EXERCISE INPUTS:

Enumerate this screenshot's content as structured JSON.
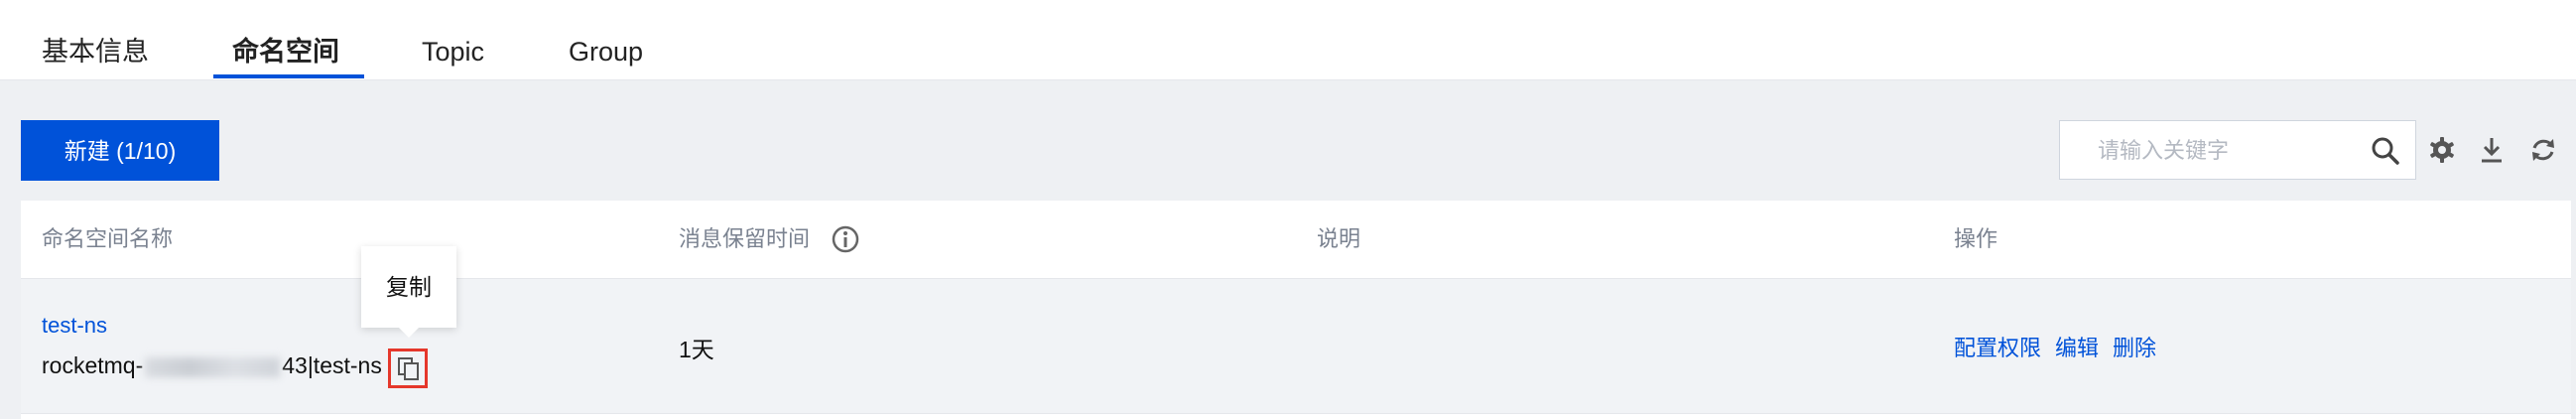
{
  "tabs": [
    {
      "label": "基本信息",
      "active": false
    },
    {
      "label": "命名空间",
      "active": true
    },
    {
      "label": "Topic",
      "active": false
    },
    {
      "label": "Group",
      "active": false
    }
  ],
  "toolbar": {
    "new_button_label": "新建 (1/10)",
    "search_placeholder": "请输入关键字",
    "icons": [
      "search-icon",
      "settings-icon",
      "download-icon",
      "refresh-icon"
    ]
  },
  "table": {
    "columns": [
      "命名空间名称",
      "消息保留时间",
      "说明",
      "操作"
    ],
    "rows": [
      {
        "name": "test-ns",
        "id_prefix": "rocketmq-",
        "id_suffix": "43|test-ns",
        "retention": "1天",
        "description": "",
        "actions": [
          "配置权限",
          "编辑",
          "删除"
        ]
      }
    ]
  },
  "tooltip": {
    "text": "复制"
  },
  "colors": {
    "accent": "#0052d9",
    "highlight": "#e5372b",
    "background": "#eef0f3"
  }
}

GOAL: Without the pictures, output the full listing exactly as it stands.

TASK RESPONSE:
Enumerate this screenshot's content as structured JSON.
{
  "tabs": [
    {
      "label": "基本信息",
      "active": false
    },
    {
      "label": "命名空间",
      "active": true
    },
    {
      "label": "Topic",
      "active": false
    },
    {
      "label": "Group",
      "active": false
    }
  ],
  "toolbar": {
    "new_button_label": "新建 (1/10)",
    "search_placeholder": "请输入关键字",
    "icons": [
      "search-icon",
      "settings-icon",
      "download-icon",
      "refresh-icon"
    ]
  },
  "table": {
    "columns": [
      "命名空间名称",
      "消息保留时间",
      "说明",
      "操作"
    ],
    "rows": [
      {
        "name": "test-ns",
        "id_prefix": "rocketmq-",
        "id_suffix": "43|test-ns",
        "retention": "1天",
        "description": "",
        "actions": [
          "配置权限",
          "编辑",
          "删除"
        ]
      }
    ]
  },
  "tooltip": {
    "text": "复制"
  },
  "colors": {
    "accent": "#0052d9",
    "highlight": "#e5372b",
    "background": "#eef0f3"
  }
}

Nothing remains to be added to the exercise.